-- DESCRIPTION OF THE TASK --
Copy the stretch of items from the line containing "I need the location" through the line containing "x-tick-label: 99sqm: [79, 383, 93, 424]", swapping "highlight-region" for "shaded-region" and leaving everything else unchanged.

-- DATASET RECORDS --
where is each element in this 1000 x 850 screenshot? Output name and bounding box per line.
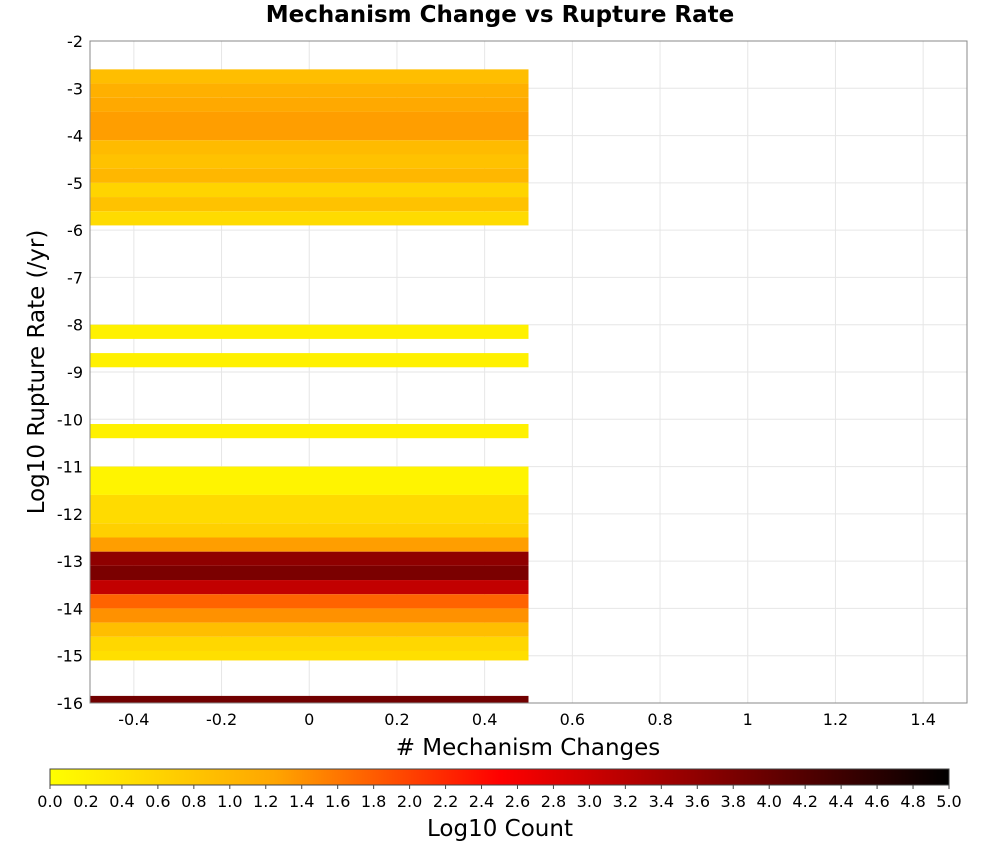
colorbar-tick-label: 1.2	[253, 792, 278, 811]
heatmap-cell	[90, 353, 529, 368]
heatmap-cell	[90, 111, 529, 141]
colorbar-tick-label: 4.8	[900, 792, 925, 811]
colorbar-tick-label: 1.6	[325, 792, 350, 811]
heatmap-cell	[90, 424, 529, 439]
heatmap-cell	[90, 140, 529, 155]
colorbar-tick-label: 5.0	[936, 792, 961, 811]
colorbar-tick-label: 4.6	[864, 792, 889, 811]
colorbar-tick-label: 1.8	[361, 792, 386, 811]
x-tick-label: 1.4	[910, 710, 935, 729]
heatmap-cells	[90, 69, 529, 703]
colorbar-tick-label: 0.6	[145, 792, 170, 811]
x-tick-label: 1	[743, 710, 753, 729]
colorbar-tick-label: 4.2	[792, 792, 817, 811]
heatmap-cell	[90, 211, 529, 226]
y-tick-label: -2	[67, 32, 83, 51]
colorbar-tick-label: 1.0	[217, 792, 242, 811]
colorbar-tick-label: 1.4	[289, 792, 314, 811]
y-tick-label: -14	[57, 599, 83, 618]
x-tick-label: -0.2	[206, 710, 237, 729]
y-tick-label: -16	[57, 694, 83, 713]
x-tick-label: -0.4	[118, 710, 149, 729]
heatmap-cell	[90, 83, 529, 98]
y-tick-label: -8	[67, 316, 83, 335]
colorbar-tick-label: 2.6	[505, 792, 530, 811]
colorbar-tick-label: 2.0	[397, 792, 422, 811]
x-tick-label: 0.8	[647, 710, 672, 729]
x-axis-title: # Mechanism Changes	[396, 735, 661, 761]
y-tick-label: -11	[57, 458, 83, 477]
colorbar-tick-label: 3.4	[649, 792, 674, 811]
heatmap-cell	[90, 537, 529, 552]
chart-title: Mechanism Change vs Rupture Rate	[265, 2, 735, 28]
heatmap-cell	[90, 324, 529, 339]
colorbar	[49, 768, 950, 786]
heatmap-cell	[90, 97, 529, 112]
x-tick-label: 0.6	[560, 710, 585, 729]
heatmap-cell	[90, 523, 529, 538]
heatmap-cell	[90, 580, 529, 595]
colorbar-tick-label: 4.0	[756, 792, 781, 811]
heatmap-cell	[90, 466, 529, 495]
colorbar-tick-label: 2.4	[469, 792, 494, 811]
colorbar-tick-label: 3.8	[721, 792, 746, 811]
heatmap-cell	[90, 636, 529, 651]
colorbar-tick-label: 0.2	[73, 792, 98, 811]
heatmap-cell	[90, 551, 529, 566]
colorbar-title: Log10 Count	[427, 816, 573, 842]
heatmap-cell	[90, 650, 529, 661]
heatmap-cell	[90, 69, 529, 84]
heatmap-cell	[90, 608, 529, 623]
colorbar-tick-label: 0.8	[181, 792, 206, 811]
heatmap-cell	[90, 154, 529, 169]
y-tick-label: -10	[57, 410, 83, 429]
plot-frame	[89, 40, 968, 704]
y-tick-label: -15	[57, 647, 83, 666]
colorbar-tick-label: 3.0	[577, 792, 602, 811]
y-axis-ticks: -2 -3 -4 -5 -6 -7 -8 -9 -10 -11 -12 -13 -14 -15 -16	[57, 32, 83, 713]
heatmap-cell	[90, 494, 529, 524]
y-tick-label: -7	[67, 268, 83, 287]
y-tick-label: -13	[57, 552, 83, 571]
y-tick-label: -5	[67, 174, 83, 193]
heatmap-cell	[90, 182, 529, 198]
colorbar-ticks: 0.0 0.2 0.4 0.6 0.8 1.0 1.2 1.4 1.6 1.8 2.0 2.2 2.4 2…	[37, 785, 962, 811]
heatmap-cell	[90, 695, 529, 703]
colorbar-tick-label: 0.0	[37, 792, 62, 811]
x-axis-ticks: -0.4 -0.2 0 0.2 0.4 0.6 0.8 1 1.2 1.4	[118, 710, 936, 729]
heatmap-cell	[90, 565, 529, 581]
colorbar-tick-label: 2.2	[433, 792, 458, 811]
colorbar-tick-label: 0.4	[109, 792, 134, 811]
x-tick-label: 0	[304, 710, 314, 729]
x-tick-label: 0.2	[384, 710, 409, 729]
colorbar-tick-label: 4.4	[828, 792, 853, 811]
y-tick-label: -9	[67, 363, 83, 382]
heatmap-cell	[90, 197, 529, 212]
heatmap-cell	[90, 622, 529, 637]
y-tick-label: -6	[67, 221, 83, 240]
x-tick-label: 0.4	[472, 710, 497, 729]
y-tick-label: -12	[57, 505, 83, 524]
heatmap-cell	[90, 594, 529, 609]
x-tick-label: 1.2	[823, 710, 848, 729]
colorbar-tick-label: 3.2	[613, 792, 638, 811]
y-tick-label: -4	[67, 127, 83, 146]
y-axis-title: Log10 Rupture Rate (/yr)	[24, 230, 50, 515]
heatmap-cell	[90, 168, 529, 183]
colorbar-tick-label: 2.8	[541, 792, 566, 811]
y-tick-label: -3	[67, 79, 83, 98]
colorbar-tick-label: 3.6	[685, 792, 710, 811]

---

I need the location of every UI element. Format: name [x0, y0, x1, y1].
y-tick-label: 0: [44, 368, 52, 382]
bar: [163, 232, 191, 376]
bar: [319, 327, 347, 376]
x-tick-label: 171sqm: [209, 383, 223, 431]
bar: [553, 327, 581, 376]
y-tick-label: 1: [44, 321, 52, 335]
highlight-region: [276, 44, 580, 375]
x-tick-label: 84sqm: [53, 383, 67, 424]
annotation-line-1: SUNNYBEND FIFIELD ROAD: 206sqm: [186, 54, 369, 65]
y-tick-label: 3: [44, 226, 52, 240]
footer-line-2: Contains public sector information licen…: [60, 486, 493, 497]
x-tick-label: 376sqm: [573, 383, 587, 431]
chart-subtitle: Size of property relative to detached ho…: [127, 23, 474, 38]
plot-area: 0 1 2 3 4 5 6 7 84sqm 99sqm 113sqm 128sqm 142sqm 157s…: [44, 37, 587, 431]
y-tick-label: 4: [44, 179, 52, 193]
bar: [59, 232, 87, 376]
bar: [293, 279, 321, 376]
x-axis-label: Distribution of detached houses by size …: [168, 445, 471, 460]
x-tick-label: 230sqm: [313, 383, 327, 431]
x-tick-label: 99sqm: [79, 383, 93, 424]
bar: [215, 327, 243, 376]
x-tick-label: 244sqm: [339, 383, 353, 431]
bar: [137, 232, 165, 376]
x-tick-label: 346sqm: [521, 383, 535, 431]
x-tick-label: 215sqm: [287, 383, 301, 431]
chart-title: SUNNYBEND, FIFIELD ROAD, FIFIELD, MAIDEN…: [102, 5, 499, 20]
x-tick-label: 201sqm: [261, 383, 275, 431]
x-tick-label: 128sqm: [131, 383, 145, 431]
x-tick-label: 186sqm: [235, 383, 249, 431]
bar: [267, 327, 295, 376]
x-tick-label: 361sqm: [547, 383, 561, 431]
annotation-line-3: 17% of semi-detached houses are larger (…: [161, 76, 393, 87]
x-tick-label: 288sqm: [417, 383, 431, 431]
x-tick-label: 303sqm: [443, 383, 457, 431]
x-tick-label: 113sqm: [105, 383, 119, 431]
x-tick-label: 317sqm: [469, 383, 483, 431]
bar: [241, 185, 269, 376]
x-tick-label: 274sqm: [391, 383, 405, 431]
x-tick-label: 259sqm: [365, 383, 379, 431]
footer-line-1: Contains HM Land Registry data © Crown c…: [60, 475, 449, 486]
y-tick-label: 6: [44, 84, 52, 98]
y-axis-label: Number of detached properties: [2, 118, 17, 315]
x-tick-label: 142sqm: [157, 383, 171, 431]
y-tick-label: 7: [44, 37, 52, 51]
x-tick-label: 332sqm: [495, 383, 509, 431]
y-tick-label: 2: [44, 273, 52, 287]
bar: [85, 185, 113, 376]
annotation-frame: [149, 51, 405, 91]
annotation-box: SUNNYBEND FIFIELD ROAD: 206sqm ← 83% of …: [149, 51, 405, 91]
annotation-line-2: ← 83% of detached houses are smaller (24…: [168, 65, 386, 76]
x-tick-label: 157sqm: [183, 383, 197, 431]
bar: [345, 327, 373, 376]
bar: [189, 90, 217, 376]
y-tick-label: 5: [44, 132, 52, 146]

-- SOLVED EXERCISE --
I need the location of every UI element. Format: name [x0, y0, x1, y1].
y-tick-label: 0: [44, 368, 52, 382]
bar: [163, 232, 191, 376]
bar: [319, 327, 347, 376]
x-tick-label: 171sqm: [209, 383, 223, 431]
bar: [553, 327, 581, 376]
y-tick-label: 1: [44, 321, 52, 335]
shaded-region: [276, 44, 580, 375]
x-tick-label: 84sqm: [53, 383, 67, 424]
annotation-line-1: SUNNYBEND FIFIELD ROAD: 206sqm: [186, 54, 369, 65]
y-tick-label: 3: [44, 226, 52, 240]
footer-line-2: Contains public sector information licen…: [60, 486, 493, 497]
x-tick-label: 376sqm: [573, 383, 587, 431]
chart-subtitle: Size of property relative to detached ho…: [127, 23, 474, 38]
plot-area: 0 1 2 3 4 5 6 7 84sqm 99sqm 113sqm 128sqm 142sqm 157s…: [44, 37, 587, 431]
y-tick-label: 4: [44, 179, 52, 193]
bar: [59, 232, 87, 376]
bar: [293, 279, 321, 376]
x-axis-label: Distribution of detached houses by size …: [168, 445, 471, 460]
x-tick-label: 230sqm: [313, 383, 327, 431]
x-tick-label: 99sqm: [79, 383, 93, 424]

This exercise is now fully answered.